[Box coordinate listings]
╔══
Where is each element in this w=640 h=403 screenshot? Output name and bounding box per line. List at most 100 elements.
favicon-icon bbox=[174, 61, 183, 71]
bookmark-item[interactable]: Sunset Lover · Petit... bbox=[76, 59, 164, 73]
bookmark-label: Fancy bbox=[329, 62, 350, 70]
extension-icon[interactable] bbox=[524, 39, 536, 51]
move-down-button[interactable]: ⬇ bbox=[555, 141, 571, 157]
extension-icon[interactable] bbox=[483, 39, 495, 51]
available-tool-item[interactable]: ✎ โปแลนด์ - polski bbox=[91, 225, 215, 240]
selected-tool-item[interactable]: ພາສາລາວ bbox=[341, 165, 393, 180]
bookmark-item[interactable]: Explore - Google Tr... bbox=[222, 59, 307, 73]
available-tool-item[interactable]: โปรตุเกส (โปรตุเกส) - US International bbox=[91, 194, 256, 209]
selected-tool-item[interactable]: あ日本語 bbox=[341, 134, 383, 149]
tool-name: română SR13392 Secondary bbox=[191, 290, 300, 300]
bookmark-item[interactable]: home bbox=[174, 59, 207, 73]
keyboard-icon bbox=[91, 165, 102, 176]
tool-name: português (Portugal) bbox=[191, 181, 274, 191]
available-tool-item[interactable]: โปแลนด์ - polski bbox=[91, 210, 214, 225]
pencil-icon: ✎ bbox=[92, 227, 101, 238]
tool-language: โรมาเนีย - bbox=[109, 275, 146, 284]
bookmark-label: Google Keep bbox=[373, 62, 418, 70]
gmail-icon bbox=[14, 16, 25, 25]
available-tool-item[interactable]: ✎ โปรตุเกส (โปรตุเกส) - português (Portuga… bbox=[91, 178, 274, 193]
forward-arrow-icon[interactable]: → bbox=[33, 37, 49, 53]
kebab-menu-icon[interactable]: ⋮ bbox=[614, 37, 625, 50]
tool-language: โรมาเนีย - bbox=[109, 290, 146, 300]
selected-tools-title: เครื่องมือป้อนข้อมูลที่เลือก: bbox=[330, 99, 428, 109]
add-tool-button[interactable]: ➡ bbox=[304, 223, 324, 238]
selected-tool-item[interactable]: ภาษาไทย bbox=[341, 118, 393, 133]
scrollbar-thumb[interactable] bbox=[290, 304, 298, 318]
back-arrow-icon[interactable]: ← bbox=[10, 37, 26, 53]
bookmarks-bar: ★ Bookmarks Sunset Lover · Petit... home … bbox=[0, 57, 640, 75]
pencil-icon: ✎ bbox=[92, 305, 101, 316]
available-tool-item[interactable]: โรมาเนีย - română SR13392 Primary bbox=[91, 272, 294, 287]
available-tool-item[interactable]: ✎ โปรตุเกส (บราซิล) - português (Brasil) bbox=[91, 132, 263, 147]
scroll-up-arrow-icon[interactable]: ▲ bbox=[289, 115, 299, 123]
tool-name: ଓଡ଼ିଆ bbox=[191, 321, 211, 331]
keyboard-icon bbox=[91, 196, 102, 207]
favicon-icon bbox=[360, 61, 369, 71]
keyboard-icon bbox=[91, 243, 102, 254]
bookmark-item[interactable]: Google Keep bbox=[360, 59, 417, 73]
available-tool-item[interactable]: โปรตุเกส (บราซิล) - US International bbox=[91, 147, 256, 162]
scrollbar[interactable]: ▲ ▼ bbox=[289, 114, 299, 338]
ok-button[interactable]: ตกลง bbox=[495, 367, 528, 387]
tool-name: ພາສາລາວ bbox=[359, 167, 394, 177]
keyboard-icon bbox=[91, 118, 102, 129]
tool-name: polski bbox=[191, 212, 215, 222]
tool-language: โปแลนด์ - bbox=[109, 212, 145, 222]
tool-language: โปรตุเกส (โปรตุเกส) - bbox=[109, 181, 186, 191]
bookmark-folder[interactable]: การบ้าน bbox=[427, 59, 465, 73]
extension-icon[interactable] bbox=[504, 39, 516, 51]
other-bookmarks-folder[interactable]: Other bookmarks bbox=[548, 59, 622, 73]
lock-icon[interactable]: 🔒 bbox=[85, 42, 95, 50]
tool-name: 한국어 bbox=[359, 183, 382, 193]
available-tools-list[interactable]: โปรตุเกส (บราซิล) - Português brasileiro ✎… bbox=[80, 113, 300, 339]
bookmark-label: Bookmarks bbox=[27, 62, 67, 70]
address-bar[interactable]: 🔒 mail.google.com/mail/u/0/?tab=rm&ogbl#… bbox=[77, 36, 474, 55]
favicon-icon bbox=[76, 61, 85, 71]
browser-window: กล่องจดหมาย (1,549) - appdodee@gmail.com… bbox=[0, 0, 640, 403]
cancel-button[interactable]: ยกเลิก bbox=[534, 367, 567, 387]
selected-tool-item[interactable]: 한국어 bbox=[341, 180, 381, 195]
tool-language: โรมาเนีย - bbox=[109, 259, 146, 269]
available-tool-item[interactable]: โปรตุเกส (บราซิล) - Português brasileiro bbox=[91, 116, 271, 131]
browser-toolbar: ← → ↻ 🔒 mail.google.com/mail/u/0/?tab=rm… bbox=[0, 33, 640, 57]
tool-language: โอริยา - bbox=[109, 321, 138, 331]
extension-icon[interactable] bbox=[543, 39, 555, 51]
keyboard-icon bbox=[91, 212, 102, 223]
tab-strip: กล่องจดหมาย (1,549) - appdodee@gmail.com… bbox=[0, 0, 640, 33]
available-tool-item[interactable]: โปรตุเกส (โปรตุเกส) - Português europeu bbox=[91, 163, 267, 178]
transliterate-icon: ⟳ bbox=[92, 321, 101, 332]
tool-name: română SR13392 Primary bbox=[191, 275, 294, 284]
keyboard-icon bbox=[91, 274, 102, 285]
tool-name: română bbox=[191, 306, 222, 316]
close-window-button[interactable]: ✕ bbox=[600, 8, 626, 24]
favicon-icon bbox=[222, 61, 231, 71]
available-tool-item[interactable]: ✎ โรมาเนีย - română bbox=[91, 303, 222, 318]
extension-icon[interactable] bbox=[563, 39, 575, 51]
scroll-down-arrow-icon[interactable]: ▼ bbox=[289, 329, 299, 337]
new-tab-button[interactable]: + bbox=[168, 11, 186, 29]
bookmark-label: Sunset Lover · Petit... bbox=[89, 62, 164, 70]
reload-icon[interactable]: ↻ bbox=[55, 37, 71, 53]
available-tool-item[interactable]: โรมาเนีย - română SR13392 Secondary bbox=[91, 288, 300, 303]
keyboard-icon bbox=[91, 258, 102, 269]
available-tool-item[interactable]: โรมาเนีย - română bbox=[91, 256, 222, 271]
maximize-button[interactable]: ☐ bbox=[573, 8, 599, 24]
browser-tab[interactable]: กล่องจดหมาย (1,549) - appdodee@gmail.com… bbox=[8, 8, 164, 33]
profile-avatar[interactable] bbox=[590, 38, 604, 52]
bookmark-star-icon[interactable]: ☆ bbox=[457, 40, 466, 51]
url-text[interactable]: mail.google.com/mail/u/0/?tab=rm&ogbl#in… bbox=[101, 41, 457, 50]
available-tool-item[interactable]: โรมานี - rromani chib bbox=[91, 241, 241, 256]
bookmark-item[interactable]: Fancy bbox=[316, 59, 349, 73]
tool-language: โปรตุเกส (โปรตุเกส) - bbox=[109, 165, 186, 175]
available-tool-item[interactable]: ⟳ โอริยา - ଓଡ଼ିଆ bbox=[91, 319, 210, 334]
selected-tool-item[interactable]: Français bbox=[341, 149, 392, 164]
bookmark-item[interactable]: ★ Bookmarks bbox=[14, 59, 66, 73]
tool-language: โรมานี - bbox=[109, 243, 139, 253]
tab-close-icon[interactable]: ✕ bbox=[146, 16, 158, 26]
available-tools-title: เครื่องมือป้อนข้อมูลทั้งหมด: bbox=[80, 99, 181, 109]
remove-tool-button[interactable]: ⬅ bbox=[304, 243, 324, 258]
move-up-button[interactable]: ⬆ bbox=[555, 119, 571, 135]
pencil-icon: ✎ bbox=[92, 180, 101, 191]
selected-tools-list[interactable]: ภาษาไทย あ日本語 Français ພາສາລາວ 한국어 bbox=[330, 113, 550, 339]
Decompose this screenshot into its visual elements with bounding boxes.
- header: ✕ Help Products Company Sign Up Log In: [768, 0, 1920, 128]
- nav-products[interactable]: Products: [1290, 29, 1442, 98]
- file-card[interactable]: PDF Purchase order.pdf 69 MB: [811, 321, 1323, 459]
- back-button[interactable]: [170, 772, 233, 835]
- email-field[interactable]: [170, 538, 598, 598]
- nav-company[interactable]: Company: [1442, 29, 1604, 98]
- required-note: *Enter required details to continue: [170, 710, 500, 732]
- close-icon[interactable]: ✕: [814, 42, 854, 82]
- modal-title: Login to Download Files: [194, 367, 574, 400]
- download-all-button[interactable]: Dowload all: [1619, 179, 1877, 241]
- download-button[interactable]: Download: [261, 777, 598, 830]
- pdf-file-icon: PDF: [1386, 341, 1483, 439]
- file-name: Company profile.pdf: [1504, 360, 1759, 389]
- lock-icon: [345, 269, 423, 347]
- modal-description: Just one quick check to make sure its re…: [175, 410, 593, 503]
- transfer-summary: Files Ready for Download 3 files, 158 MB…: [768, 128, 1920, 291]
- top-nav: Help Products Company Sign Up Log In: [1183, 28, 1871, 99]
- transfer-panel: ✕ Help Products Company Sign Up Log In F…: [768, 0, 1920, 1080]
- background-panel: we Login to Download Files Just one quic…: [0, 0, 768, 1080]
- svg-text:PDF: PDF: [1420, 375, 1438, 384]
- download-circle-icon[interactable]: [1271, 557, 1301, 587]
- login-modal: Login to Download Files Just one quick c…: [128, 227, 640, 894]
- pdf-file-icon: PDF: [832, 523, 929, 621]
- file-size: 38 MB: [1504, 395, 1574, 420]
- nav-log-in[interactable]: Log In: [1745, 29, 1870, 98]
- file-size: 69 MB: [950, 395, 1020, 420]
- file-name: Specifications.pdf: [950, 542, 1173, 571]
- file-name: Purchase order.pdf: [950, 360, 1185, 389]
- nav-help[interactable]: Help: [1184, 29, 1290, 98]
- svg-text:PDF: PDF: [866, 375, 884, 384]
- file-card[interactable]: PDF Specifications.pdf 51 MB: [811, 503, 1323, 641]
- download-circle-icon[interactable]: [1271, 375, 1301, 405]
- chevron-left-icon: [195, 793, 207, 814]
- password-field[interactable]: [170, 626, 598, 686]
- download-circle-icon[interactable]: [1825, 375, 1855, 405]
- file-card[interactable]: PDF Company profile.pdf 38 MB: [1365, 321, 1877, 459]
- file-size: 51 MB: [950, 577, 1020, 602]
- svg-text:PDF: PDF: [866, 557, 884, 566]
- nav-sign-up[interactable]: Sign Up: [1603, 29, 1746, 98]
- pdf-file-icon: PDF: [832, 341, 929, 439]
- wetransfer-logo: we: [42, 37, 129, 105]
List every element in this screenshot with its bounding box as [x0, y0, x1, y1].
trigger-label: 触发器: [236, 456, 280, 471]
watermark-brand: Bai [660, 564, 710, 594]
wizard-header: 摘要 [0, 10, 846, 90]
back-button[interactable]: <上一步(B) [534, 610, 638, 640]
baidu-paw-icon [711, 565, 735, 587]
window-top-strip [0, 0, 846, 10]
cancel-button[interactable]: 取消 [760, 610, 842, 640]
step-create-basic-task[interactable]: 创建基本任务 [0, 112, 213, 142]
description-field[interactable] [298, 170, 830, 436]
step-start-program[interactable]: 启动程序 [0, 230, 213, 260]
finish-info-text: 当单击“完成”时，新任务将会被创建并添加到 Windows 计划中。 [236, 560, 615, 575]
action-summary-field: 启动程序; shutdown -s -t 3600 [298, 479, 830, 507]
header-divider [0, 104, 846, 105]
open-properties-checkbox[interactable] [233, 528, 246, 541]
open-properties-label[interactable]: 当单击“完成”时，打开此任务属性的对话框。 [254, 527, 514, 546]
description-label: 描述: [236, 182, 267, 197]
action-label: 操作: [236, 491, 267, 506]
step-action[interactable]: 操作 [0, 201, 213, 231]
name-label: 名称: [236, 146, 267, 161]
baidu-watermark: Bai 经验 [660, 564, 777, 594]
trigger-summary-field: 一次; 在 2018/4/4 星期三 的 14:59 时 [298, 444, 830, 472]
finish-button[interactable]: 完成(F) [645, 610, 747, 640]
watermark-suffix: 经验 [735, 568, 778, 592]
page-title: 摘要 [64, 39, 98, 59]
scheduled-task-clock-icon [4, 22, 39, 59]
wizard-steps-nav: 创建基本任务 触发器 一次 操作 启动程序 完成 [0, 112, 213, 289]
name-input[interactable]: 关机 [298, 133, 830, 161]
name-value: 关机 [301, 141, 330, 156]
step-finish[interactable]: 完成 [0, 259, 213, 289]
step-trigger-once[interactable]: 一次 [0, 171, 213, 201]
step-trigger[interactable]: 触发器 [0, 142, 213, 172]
╚══
# EXERCISE DETAILS
Find every line above that contains the word "extension", and copy each of those lines.

# ANSWER TO THIS TASK
extension-icon[interactable] bbox=[524, 39, 536, 51]
extension-icon[interactable] bbox=[483, 39, 495, 51]
extension-icon[interactable] bbox=[504, 39, 516, 51]
extension-icon[interactable] bbox=[543, 39, 555, 51]
extension-icon[interactable] bbox=[563, 39, 575, 51]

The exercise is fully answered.